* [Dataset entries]
-- Start --

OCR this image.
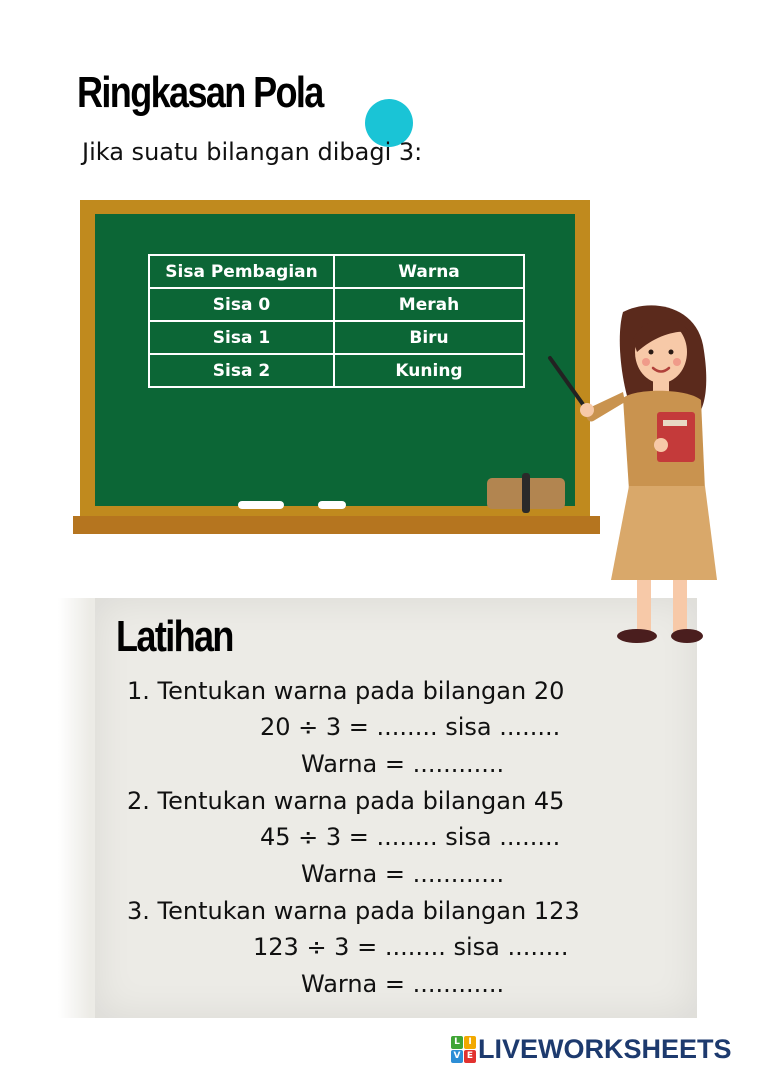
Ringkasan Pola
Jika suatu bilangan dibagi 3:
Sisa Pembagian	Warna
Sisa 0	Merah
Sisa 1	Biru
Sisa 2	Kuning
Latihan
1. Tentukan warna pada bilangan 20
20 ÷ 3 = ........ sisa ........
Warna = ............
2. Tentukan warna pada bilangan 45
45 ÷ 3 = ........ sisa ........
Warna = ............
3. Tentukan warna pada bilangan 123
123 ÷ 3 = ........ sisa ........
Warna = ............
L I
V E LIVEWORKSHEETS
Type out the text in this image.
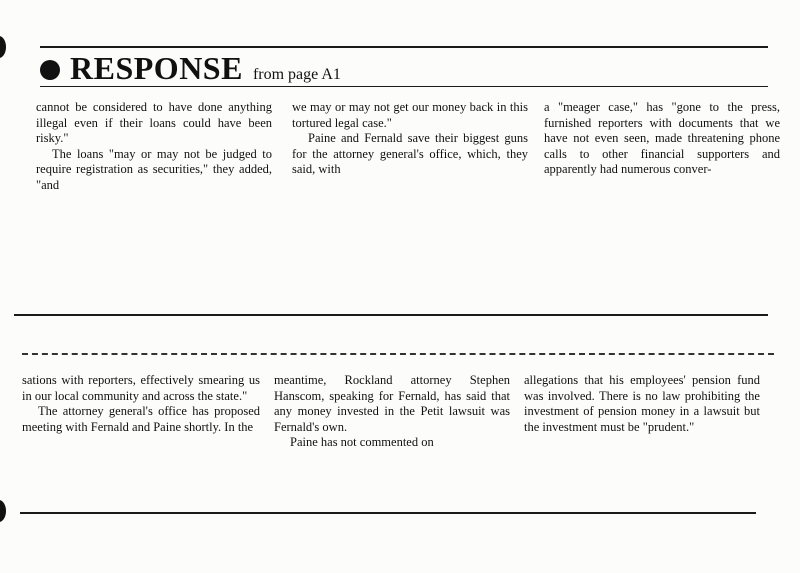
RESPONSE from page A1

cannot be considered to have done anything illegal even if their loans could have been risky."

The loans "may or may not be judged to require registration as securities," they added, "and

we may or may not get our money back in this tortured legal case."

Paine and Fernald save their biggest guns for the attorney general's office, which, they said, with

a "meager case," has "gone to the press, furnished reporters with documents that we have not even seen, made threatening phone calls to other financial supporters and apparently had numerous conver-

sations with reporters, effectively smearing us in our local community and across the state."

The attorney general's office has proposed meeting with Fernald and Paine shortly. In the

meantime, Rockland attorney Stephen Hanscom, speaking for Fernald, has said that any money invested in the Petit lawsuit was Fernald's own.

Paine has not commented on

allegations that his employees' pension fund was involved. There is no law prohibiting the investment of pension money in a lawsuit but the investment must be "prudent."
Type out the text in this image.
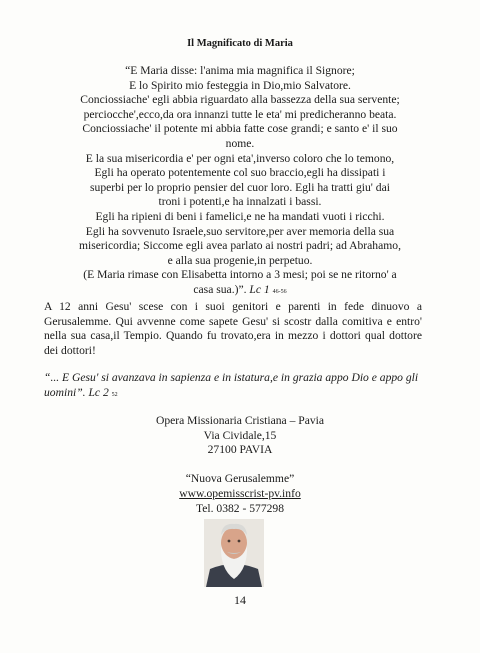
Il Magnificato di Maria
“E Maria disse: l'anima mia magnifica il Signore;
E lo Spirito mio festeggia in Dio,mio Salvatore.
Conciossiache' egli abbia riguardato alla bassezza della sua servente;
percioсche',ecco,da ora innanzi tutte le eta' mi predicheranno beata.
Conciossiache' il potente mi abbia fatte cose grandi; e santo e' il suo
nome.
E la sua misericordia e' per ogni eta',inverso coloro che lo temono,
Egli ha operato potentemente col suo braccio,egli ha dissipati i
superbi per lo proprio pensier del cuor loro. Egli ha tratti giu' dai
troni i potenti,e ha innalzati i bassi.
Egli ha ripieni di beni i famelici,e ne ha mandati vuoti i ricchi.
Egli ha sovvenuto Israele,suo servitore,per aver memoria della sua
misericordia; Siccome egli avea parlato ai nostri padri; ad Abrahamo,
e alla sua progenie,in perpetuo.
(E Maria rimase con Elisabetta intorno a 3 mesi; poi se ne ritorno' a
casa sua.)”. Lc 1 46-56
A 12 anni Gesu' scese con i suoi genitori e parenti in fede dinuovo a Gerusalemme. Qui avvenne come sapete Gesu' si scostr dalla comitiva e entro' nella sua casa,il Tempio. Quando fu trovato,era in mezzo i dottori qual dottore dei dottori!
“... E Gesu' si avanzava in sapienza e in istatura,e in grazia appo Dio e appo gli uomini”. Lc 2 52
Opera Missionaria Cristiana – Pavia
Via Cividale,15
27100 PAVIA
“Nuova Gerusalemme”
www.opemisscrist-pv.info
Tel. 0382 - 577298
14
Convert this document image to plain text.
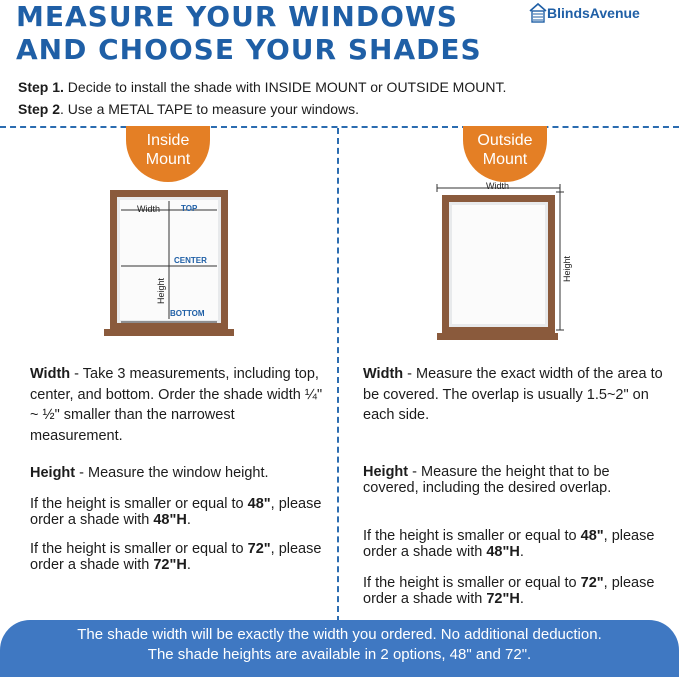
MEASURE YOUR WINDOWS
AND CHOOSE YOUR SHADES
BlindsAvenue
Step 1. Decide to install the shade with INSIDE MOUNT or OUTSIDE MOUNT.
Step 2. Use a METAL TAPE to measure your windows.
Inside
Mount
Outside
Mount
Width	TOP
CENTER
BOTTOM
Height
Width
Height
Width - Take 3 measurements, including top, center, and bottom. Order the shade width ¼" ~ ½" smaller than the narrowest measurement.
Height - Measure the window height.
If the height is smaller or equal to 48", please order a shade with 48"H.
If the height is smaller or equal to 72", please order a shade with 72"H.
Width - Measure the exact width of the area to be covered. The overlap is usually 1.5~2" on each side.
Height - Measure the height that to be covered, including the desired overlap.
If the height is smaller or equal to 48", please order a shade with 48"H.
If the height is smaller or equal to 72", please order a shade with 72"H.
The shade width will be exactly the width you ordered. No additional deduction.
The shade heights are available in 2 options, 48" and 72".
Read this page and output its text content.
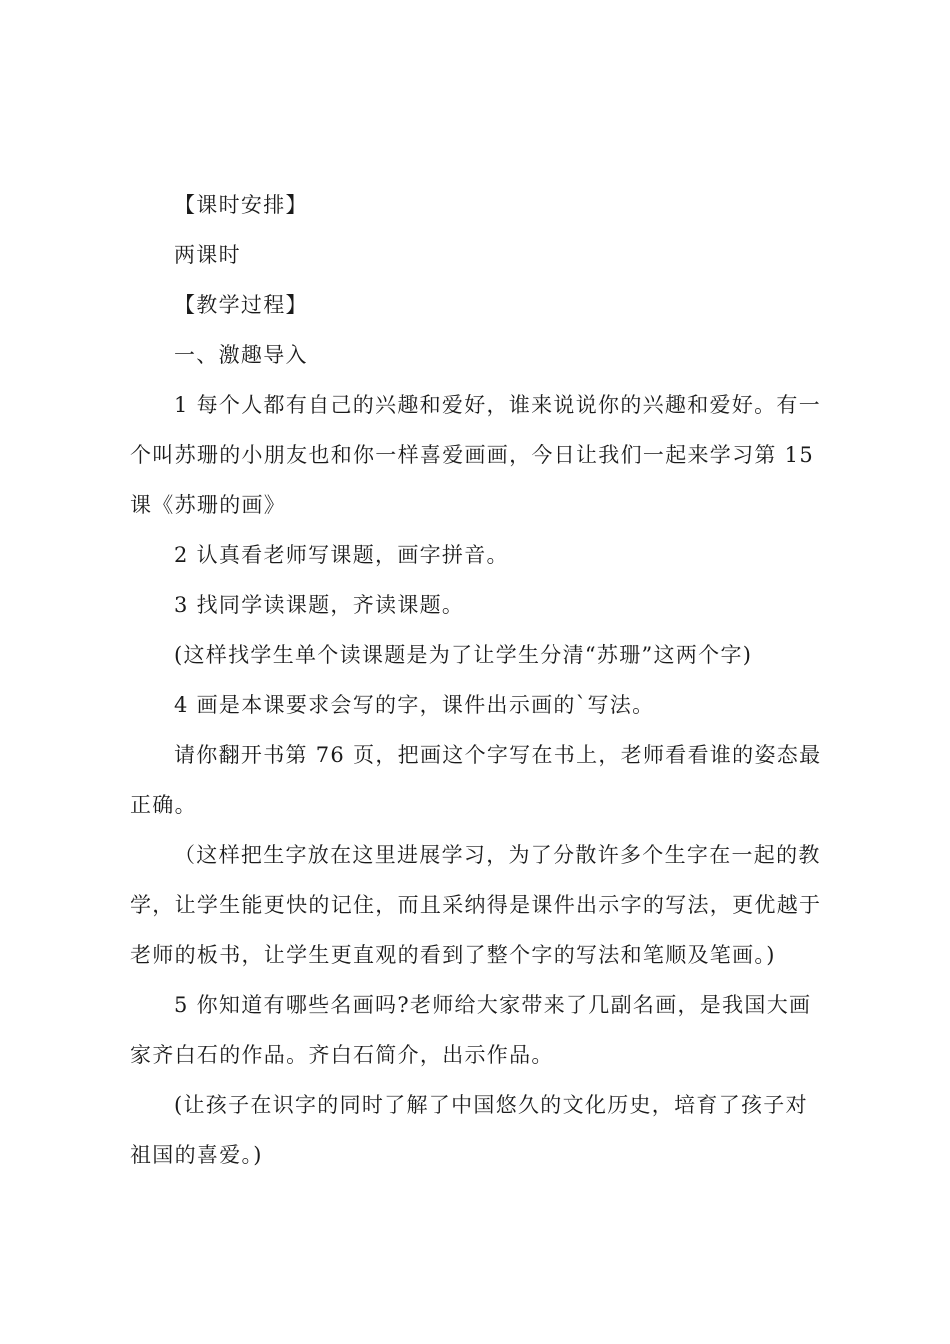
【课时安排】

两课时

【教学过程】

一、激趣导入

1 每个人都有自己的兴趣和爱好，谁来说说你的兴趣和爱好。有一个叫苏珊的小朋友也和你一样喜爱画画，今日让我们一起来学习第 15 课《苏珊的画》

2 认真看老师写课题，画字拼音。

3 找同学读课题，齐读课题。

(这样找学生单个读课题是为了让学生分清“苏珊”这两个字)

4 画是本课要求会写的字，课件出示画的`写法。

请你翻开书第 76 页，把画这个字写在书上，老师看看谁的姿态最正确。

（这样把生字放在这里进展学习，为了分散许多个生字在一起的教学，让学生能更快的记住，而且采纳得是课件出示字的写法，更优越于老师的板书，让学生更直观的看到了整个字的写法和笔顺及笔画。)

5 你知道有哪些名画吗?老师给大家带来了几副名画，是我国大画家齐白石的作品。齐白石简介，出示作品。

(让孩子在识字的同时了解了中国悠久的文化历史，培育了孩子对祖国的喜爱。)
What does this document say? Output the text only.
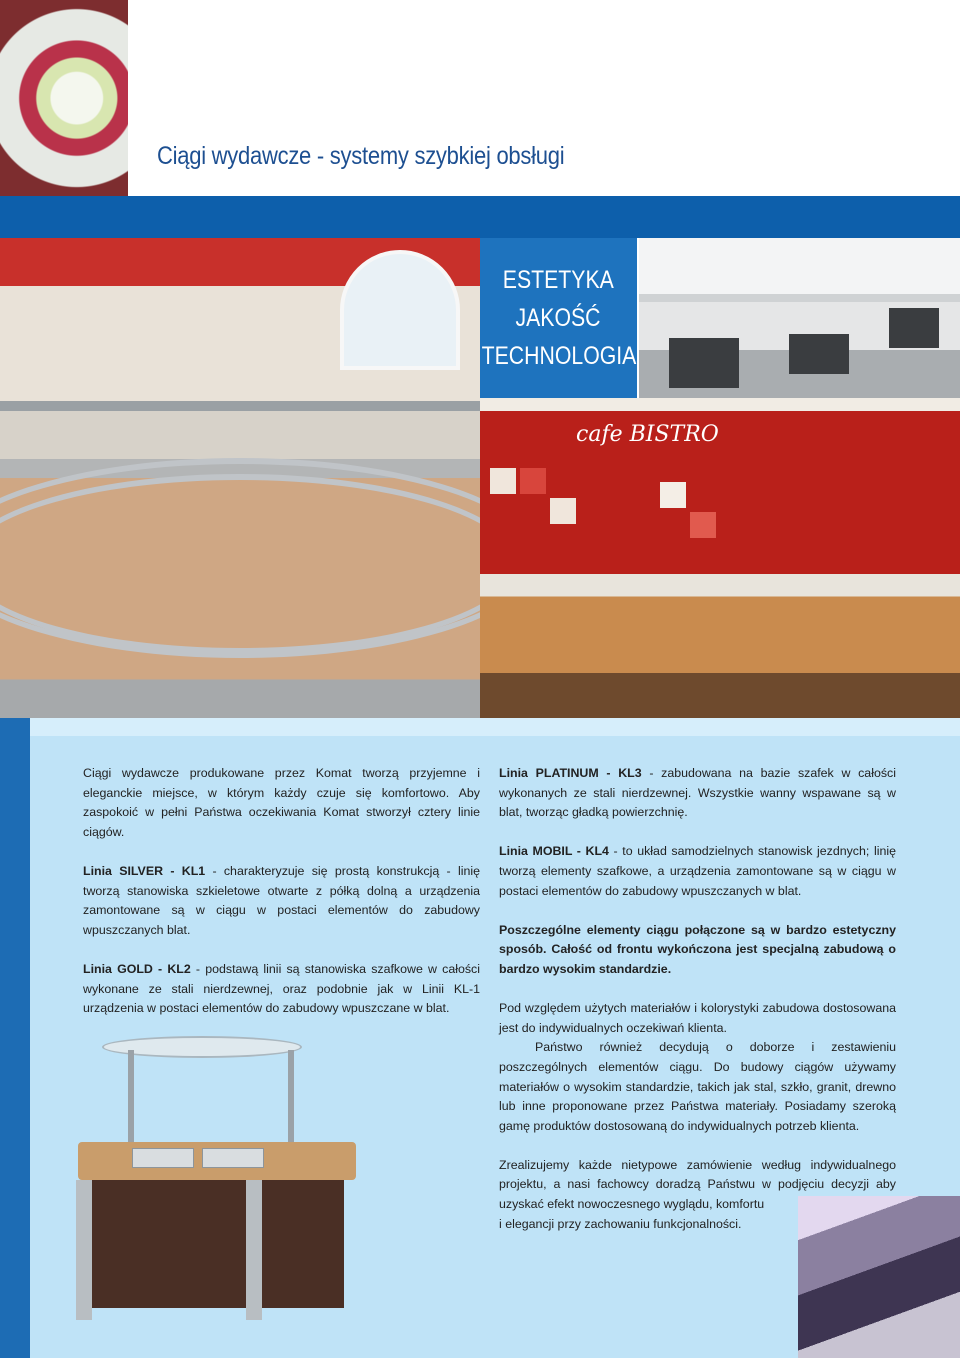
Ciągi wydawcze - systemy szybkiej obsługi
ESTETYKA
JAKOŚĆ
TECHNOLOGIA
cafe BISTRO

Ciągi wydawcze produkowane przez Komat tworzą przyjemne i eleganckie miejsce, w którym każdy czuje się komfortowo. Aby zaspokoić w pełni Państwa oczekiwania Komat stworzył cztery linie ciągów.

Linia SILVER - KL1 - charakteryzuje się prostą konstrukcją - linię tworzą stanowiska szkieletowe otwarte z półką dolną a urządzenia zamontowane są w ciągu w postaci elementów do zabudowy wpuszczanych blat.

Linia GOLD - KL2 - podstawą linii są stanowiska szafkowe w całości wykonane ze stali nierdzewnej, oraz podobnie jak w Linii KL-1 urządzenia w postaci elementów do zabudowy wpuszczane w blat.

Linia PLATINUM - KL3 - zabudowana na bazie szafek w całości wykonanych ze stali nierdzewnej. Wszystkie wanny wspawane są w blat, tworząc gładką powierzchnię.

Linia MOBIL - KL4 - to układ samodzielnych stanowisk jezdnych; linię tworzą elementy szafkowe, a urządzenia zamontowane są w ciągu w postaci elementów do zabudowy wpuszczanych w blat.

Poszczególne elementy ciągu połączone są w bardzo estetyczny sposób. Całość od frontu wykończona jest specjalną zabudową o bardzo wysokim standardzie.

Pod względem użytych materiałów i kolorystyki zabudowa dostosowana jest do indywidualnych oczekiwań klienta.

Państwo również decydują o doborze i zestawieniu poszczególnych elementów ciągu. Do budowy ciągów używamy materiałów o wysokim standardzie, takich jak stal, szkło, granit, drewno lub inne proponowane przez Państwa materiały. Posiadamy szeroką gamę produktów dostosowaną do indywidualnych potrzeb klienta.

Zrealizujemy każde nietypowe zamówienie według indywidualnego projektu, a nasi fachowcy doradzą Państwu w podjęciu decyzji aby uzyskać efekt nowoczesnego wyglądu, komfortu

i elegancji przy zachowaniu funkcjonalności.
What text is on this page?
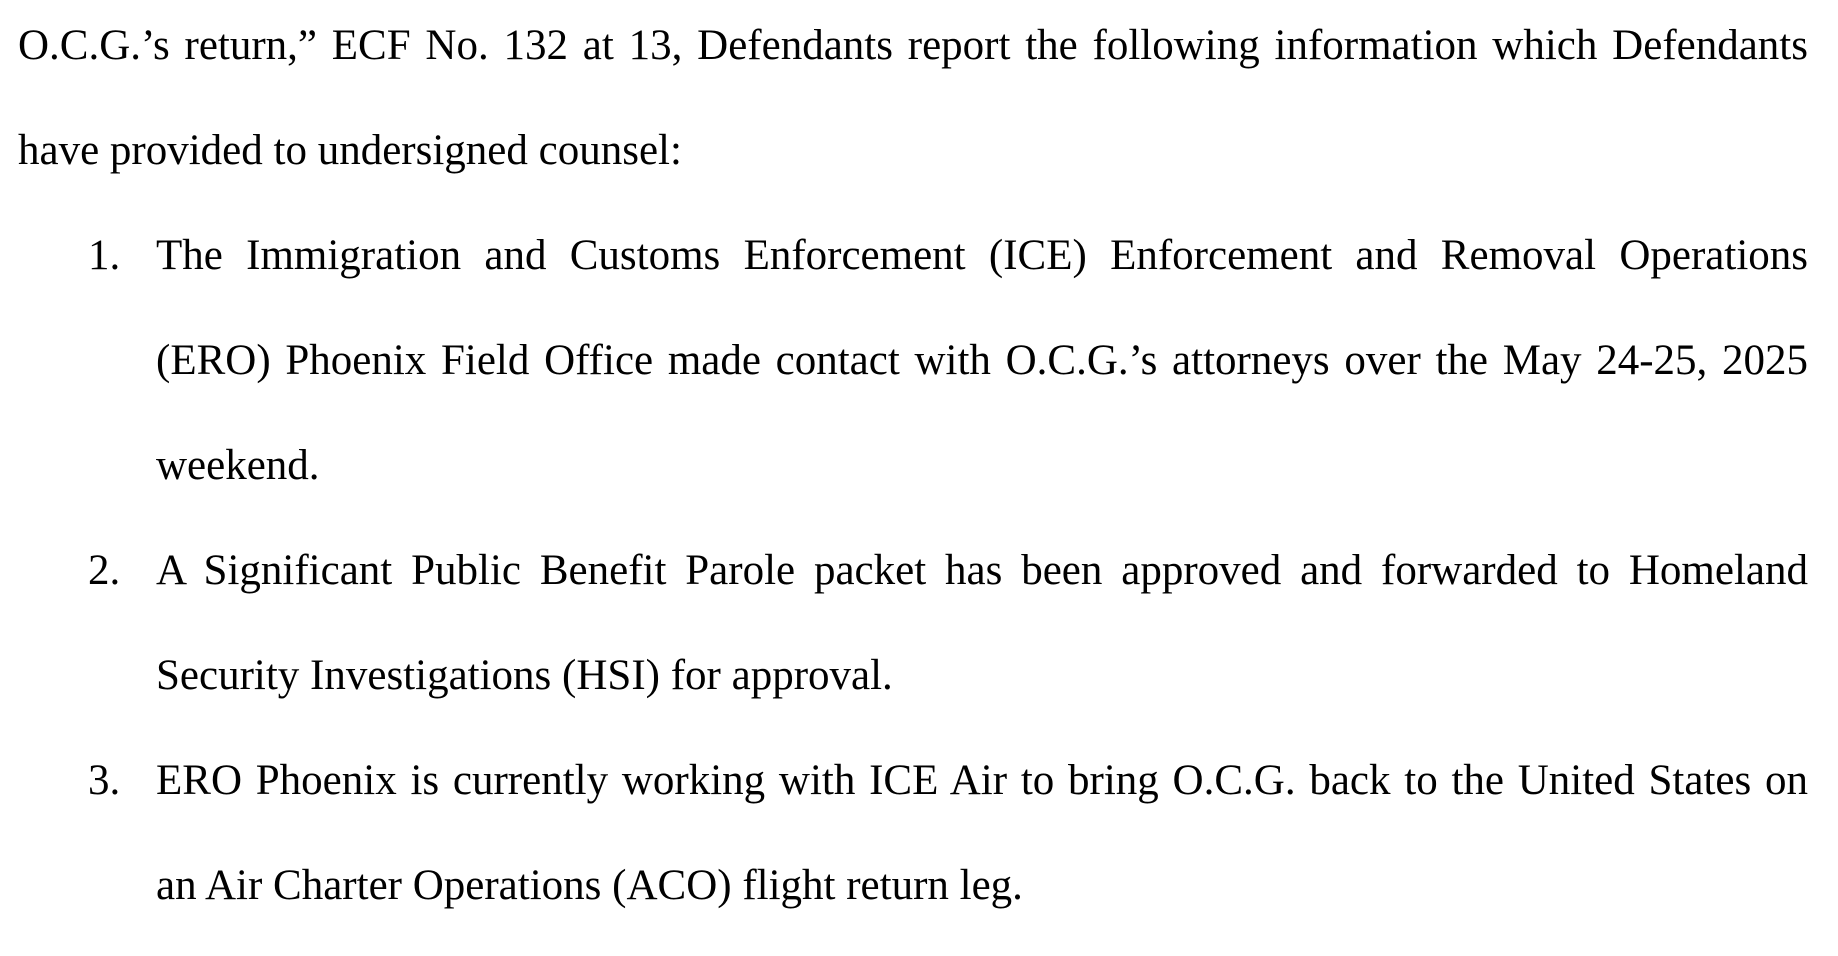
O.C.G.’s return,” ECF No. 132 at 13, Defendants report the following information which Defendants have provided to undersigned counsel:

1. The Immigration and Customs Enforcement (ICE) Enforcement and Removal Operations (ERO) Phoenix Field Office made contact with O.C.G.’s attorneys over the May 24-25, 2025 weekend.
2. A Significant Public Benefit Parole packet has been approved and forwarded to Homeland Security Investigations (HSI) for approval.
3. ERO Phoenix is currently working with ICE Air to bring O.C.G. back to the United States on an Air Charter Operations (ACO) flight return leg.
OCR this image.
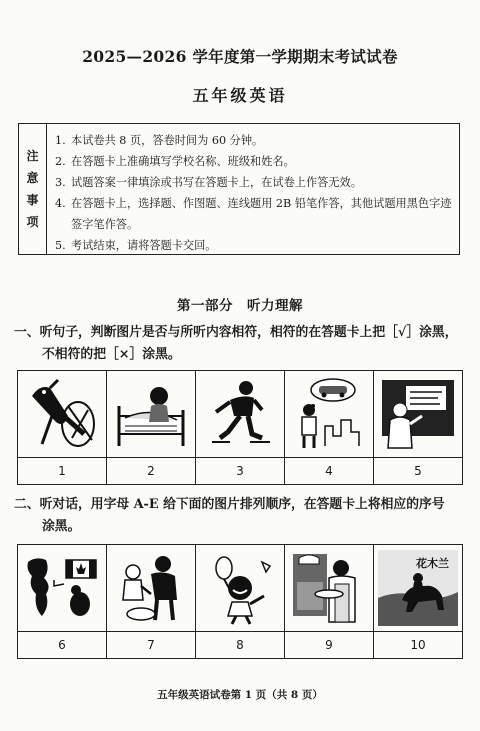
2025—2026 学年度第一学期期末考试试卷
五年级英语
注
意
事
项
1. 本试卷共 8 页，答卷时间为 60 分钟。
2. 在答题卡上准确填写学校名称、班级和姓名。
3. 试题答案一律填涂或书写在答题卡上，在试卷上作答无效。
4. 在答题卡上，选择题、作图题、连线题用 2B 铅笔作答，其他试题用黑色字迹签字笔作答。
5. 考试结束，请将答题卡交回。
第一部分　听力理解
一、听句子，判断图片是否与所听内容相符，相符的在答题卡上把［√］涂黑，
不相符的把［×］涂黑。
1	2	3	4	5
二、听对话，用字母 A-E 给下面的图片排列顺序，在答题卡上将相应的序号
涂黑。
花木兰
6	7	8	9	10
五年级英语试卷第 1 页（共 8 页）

-- End --

* [Task]
Select every line of the material above holding the word "overlap" and copy it.

* [Answer to the task]
Width - Measure the exact width of the area to be covered. The overlap is usually 1.5~2" on each side.
Height - Measure the height that to be covered, including the desired overlap.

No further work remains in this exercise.